** Start **

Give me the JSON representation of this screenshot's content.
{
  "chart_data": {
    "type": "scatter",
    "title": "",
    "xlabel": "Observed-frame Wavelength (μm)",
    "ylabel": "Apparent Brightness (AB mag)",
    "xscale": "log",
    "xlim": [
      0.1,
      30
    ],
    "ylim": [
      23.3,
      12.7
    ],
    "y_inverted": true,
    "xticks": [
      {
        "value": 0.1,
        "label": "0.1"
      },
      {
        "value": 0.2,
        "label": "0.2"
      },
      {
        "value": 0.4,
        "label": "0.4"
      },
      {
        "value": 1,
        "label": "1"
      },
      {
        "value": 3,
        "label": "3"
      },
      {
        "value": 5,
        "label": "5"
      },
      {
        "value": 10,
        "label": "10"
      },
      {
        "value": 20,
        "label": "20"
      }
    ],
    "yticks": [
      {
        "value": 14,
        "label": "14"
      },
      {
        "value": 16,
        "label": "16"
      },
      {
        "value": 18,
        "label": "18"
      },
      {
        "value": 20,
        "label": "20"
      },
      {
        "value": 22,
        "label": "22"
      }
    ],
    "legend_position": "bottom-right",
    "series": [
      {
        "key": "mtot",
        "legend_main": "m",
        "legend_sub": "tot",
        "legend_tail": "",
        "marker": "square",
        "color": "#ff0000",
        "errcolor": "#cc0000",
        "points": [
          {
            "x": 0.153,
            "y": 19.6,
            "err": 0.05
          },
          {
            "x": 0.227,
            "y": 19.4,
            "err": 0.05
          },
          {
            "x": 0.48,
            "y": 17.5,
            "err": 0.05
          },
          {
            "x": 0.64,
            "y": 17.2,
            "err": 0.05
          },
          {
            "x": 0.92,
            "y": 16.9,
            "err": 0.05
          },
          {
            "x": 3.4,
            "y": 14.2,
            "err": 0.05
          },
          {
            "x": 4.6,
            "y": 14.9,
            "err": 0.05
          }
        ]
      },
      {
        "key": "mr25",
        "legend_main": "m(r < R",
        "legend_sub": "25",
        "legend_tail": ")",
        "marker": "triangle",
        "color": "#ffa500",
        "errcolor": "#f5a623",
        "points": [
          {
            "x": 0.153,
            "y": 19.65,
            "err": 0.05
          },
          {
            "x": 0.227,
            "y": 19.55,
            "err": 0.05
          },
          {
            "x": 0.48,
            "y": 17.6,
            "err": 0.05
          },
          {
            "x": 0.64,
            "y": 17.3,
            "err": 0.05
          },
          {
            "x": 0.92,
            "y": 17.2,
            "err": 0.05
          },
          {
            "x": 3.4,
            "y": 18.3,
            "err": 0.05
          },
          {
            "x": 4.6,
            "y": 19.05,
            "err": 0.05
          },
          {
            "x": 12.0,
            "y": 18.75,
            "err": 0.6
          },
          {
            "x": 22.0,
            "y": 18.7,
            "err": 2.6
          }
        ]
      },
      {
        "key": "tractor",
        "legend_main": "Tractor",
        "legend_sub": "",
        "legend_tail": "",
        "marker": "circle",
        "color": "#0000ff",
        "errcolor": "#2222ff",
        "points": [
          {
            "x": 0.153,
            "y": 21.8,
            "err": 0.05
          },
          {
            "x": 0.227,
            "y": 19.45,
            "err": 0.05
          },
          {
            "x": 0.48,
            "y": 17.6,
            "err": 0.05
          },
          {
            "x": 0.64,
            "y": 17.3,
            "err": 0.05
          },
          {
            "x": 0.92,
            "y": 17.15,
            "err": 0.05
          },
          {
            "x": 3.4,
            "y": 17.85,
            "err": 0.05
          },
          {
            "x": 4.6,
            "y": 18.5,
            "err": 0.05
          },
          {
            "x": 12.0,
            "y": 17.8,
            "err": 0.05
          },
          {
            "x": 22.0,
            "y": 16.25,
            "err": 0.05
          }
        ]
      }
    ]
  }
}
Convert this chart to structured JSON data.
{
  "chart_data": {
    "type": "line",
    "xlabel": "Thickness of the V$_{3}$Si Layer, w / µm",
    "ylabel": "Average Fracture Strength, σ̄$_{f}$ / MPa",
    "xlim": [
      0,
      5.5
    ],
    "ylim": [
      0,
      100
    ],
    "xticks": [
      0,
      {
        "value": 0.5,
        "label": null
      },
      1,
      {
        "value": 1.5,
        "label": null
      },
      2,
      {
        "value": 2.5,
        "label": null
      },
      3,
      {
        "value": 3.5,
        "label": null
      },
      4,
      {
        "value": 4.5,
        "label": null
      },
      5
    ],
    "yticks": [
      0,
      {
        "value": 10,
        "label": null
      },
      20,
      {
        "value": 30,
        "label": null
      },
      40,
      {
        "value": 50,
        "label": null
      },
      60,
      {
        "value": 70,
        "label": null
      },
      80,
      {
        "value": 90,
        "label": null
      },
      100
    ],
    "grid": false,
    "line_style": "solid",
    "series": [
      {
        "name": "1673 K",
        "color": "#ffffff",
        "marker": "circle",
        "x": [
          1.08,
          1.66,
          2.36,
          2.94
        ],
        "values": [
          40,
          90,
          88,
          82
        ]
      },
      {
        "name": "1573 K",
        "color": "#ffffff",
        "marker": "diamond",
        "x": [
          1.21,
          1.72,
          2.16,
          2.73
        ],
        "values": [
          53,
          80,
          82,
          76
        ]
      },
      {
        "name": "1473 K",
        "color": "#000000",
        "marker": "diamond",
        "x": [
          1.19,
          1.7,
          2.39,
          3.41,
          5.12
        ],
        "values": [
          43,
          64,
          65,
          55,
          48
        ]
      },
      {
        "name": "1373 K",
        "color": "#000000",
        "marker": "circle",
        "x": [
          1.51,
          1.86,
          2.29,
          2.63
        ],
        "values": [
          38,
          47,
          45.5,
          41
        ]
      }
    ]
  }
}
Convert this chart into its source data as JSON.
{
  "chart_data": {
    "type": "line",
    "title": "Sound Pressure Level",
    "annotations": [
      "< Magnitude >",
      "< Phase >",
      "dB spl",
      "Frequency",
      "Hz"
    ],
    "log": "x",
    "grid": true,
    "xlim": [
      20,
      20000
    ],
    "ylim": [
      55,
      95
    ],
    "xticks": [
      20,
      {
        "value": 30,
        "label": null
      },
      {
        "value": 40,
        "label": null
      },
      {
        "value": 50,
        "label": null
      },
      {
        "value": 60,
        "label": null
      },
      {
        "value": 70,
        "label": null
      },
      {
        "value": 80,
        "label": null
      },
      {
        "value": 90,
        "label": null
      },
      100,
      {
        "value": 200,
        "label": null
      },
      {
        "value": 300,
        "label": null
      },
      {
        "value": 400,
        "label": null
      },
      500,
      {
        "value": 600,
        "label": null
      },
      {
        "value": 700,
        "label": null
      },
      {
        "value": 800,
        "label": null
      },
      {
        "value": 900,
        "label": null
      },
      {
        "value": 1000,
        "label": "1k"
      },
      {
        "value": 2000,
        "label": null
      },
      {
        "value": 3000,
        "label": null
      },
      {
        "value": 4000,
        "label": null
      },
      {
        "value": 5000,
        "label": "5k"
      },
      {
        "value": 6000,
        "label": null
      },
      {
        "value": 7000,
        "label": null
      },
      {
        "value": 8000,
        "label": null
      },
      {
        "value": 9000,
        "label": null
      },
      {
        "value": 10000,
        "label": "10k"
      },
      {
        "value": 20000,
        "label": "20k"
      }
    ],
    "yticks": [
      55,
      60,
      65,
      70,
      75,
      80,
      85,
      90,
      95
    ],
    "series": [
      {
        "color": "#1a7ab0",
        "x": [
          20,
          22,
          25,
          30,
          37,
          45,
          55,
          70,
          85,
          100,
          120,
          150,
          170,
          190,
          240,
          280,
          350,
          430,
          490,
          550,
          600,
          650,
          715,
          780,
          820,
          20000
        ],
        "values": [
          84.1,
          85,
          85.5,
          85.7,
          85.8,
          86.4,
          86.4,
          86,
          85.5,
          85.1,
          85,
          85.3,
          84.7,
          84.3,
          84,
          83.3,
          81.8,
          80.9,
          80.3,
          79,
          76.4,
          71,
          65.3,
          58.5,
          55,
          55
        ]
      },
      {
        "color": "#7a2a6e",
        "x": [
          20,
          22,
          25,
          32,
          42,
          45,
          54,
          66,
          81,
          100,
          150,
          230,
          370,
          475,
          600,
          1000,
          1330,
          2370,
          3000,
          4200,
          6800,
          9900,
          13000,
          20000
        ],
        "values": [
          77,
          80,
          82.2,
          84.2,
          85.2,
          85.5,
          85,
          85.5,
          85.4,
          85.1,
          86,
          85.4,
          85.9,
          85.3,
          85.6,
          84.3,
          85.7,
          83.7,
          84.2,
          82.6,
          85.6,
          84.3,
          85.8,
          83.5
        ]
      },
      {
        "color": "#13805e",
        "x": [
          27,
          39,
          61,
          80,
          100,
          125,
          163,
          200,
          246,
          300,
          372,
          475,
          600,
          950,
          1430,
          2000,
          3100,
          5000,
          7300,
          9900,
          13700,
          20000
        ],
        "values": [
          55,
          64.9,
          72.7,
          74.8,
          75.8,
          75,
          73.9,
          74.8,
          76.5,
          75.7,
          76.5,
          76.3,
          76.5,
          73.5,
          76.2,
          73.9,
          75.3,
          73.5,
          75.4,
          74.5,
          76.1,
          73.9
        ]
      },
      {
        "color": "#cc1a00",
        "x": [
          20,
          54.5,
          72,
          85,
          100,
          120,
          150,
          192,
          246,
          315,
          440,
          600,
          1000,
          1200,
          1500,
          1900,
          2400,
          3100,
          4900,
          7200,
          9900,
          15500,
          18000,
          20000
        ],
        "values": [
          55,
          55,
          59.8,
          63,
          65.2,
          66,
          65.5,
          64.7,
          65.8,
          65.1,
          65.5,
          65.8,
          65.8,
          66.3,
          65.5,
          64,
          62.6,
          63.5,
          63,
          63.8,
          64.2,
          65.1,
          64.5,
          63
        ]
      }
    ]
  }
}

** End **

## WHAT TO PRODUCE
Search the entries for the word "Convert" and gather every line where it appears.

## FINISHED TASK
Convert this chart to structured JSON data.
Convert this chart into its source data as JSON.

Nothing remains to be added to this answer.